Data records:
----

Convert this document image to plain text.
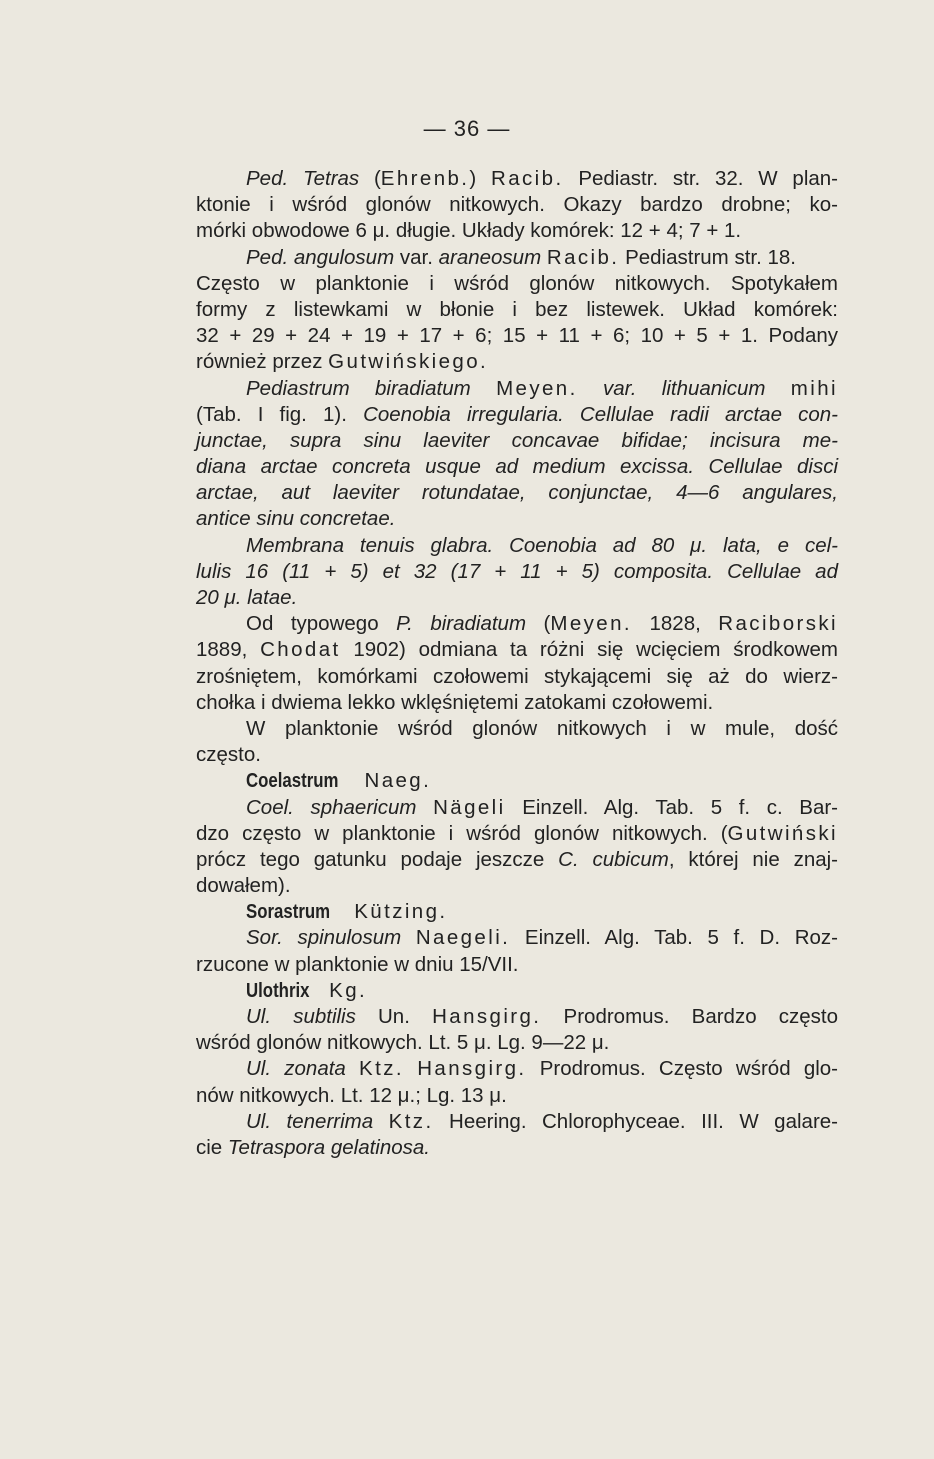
— 36 —
Ped. Tetras (Ehrenb.) Racib. Pediastr. str. 32. W plan-
ktonie i wśród glonów nitkowych. Okazy bardzo drobne; ko-
mórki obwodowe 6 μ. długie. Układy komórek: 12 + 4; 7 + 1.
Ped. angulosum var. araneosum Racib. Pediastrum str. 18.
Często w planktonie i wśród glonów nitkowych. Spotykałem
formy z listewkami w błonie i bez listewek. Układ komórek:
32 + 29 + 24 + 19 + 17 + 6; 15 + 11 + 6; 10 + 5 + 1. Podany
również przez Gutwińskiego.
Pediastrum biradiatum Meyen. var. lithuanicum mihi
(Tab. I fig. 1). Coenobia irregularia. Cellulae radii arctae con-
junctae, supra sinu laeviter concavae bifidae; incisura me-
diana arctae concreta usque ad medium excissa. Cellulae disci
arctae, aut laeviter rotundatae, conjunctae, 4—6 angulares,
antice sinu concretae.
Membrana tenuis glabra. Coenobia ad 80 μ. lata, e cel-
lulis 16 (11 + 5) et 32 (17 + 11 + 5) composita. Cellulae ad
20 μ. latae.
Od typowego P. biradiatum (Meyen. 1828, Raciborski
1889, Chodat 1902) odmiana ta różni się wcięciem środkowem
zrośniętem, komórkami czołowemi stykającemi się aż do wierz-
chołka i dwiema lekko wklęśniętemi zatokami czołowemi.
W planktonie wśród glonów nitkowych i w mule, dość
często.
Coelastrum Naeg.
Coel. sphaericum Nägeli Einzell. Alg. Tab. 5 f. c. Bar-
dzo często w planktonie i wśród glonów nitkowych. (Gutwiński
prócz tego gatunku podaje jeszcze C. cubicum, której nie znaj-
dowałem).
Sorastrum Kützing.
Sor. spinulosum Naegeli. Einzell. Alg. Tab. 5 f. D. Roz-
rzucone w planktonie w dniu 15/VII.
Ulothrix Kg.
Ul. subtilis Un. Hansgirg. Prodromus. Bardzo często
wśród glonów nitkowych. Lt. 5 μ. Lg. 9—22 μ.
Ul. zonata Ktz. Hansgirg. Prodromus. Często wśród glo-
nów nitkowych. Lt. 12 μ.; Lg. 13 μ.
Ul. tenerrima Ktz. Heering. Chlorophyceae. III. W galare-
cie Tetraspora gelatinosa.
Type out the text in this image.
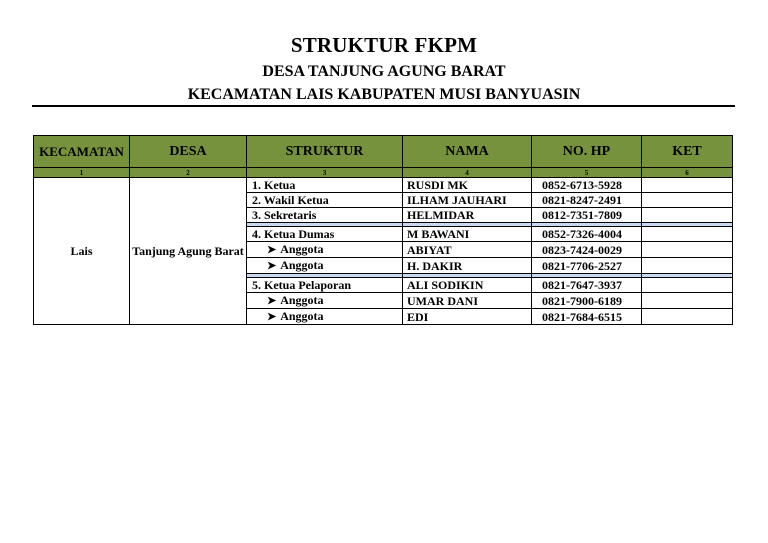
STRUKTUR FKPM
DESA TANJUNG AGUNG BARAT
KECAMATAN LAIS KABUPATEN MUSI BANYUASIN
KECAMATAN	DESA	STRUKTUR	NAMA	NO. HP	KET
1	2	3	4	5	6
Lais	Tanjung Agung Barat	1. Ketua	RUSDI MK	0852-6713-5928	
		2. Wakil Ketua	ILHAM JAUHARI	0821-8247-2491	
		3. Sekretaris	HELMIDAR	0812-7351-7809	

		4. Ketua Dumas	M BAWANI	0852-7326-4004	
		➤ Anggota	ABIYAT	0823-7424-0029	
		➤ Anggota	H. DAKIR	0821-7706-2527	

		5. Ketua Pelaporan	ALI SODIKIN	0821-7647-3937	
		➤ Anggota	UMAR DANI	0821-7900-6189	
		➤ Anggota	EDI	0821-7684-6515	
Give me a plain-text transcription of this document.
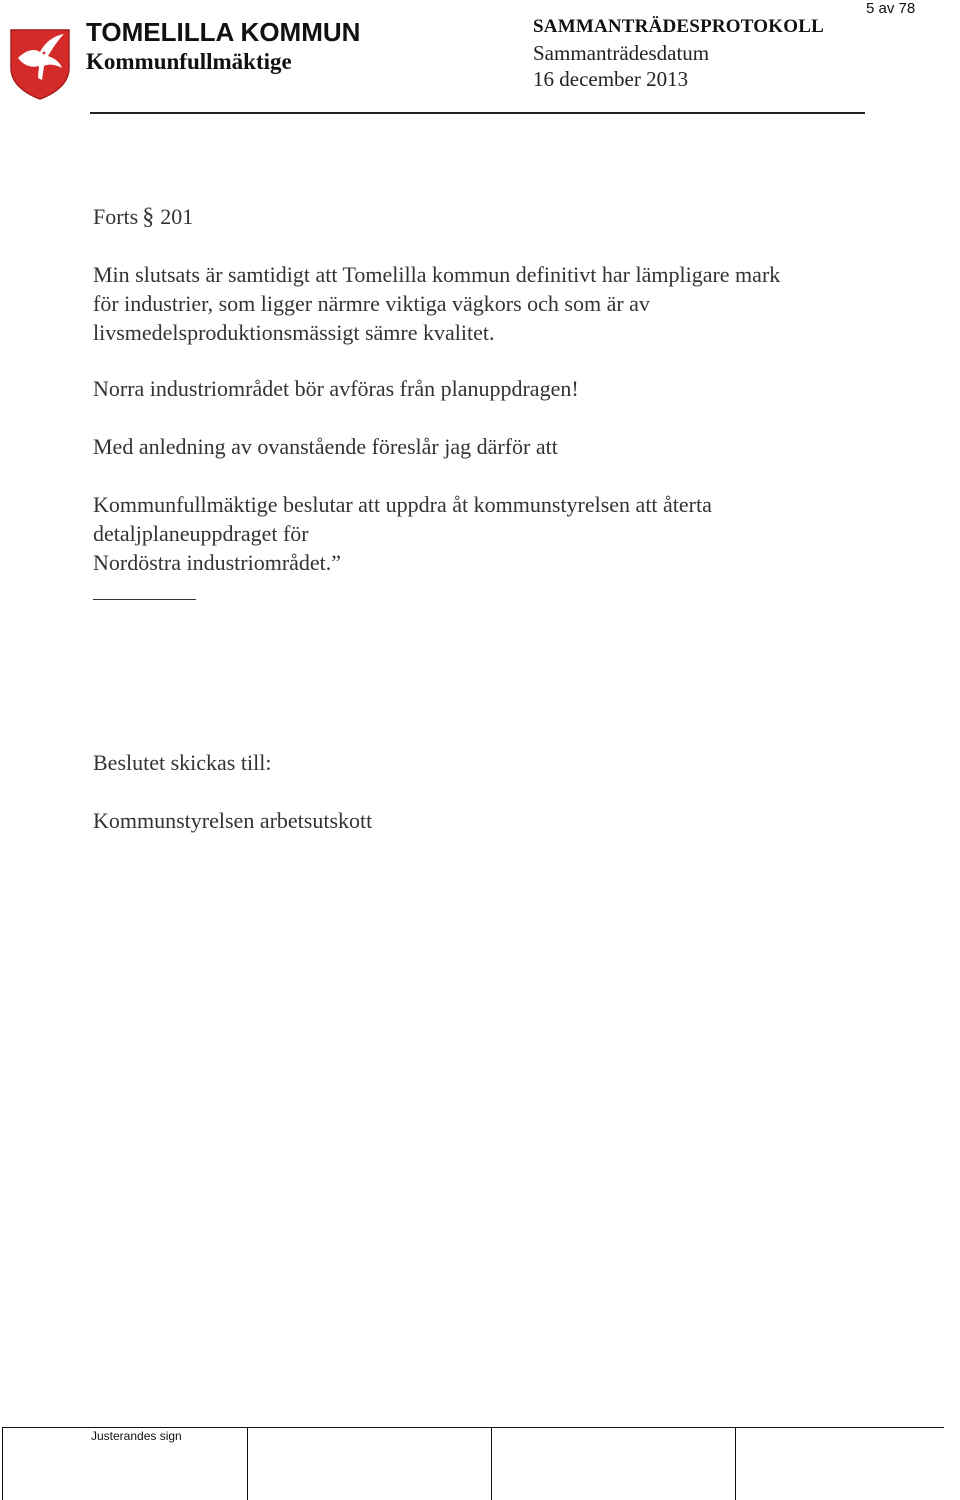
TOMELILLA KOMMUN
Kommunfullmäktige
SAMMANTRÄDESPROTOKOLL
Sammanträdesdatum
16 december 2013
5 av 78
Forts § 201
Min slutsats är samtidigt att Tomelilla kommun definitivt har lämpligare mark
för industrier, som ligger närmre viktiga vägkors och som är av
livsmedelsproduktionsmässigt sämre kvalitet.
Norra industriområdet bör avföras från planuppdragen!
Med anledning av ovanstående föreslår jag därför att
Kommunfullmäktige beslutar att uppdra åt kommunstyrelsen att återta
detaljplaneuppdraget för
Nordöstra industriområdet.”
Beslutet skickas till:
Kommunstyrelsen arbetsutskott
Justerandes sign
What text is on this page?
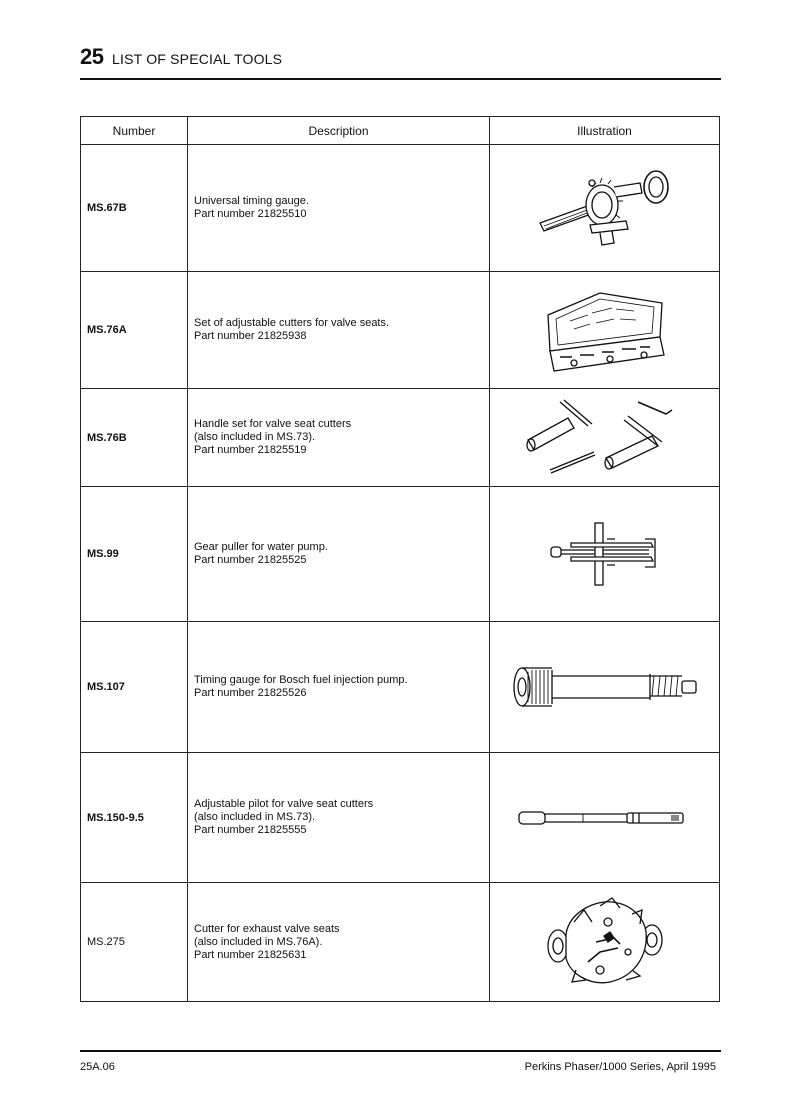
25 LIST OF SPECIAL TOOLS
Number	Description	Illustration
MS.67B	Universal timing gauge.
Part number 21825510

MS.76A	Set of adjustable cutters for valve seats.
Part number 21825938

MS.76B	Handle set for valve seat cutters
(also included in MS.73).
Part number 21825519

MS.99	Gear puller for water pump.
Part number 21825525

MS.107	Timing gauge for Bosch fuel injection pump.
Part number 21825526

MS.150-9.5	Adjustable pilot for valve seat cutters
(also included in MS.73).
Part number 21825555

MS.275	Cutter for exhaust valve seats
(also included in MS.76A).
Part number 21825631

25A.06	Perkins Phaser/1000 Series, April 1995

----

What you will do:
State how many lines of the listing above hold the word "STRUKTUR", with nothing but the number.

Final answer:
2